RECORDS SUPPLIED
========================================
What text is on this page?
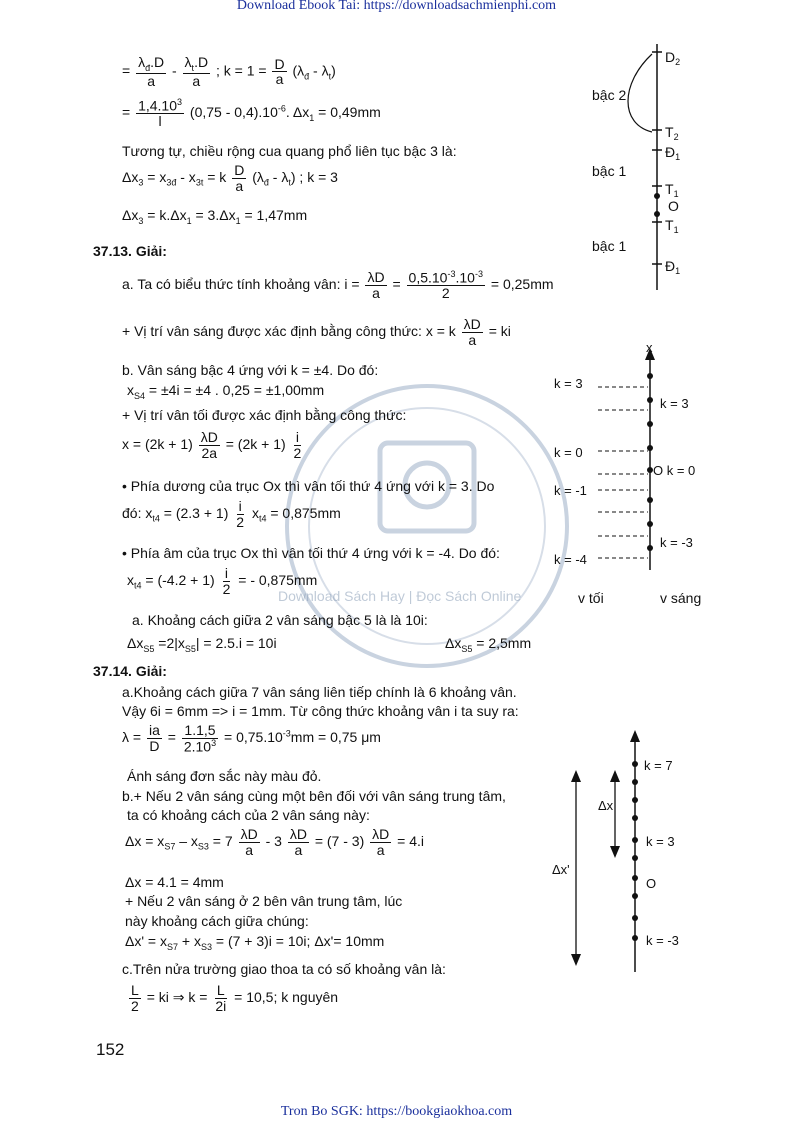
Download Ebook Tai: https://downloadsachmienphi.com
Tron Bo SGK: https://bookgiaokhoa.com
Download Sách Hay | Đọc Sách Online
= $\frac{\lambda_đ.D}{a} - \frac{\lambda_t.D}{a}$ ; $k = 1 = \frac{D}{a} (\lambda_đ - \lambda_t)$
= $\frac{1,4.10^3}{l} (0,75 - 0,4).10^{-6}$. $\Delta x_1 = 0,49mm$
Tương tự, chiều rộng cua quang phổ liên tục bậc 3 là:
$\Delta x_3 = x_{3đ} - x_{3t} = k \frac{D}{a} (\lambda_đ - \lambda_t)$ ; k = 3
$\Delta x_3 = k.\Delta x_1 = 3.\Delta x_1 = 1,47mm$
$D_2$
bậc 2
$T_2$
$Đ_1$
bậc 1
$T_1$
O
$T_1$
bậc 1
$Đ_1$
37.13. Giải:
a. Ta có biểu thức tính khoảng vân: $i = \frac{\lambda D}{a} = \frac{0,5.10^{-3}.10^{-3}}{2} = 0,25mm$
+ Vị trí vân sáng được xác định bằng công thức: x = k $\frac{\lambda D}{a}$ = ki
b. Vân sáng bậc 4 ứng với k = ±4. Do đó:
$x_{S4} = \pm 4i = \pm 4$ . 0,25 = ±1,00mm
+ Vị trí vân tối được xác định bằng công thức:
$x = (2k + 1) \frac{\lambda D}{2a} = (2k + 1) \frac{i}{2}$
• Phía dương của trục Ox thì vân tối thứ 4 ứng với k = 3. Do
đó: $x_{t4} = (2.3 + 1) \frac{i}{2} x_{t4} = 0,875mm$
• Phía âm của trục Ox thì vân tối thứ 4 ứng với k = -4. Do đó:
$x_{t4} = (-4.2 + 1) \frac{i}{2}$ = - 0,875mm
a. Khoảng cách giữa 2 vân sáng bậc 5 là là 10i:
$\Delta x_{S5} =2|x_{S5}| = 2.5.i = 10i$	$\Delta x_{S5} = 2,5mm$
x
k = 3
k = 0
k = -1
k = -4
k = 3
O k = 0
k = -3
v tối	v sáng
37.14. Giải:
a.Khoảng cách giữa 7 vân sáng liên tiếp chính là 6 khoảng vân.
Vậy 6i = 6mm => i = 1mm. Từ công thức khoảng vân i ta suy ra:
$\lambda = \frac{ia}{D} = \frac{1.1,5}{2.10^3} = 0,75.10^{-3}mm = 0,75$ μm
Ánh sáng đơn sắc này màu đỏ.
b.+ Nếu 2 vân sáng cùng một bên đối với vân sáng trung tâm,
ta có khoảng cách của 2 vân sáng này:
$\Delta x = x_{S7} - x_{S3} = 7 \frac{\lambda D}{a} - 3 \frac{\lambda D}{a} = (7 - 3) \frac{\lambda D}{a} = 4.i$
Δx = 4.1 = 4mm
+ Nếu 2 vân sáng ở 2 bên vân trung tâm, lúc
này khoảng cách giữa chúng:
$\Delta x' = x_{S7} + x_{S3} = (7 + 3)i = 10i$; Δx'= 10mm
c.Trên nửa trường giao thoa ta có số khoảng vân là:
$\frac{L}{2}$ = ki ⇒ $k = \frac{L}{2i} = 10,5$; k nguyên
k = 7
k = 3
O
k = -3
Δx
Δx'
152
========================================
GOAL
Find each line in the records holding the string "Phía" and show it.

EXPECTED ANSWER
• Phía dương của trục Ox thì vân tối thứ 4 ứng với k = 3. Do
• Phía âm của trục Ox thì vân tối thứ 4 ứng với k = -4. Do đó:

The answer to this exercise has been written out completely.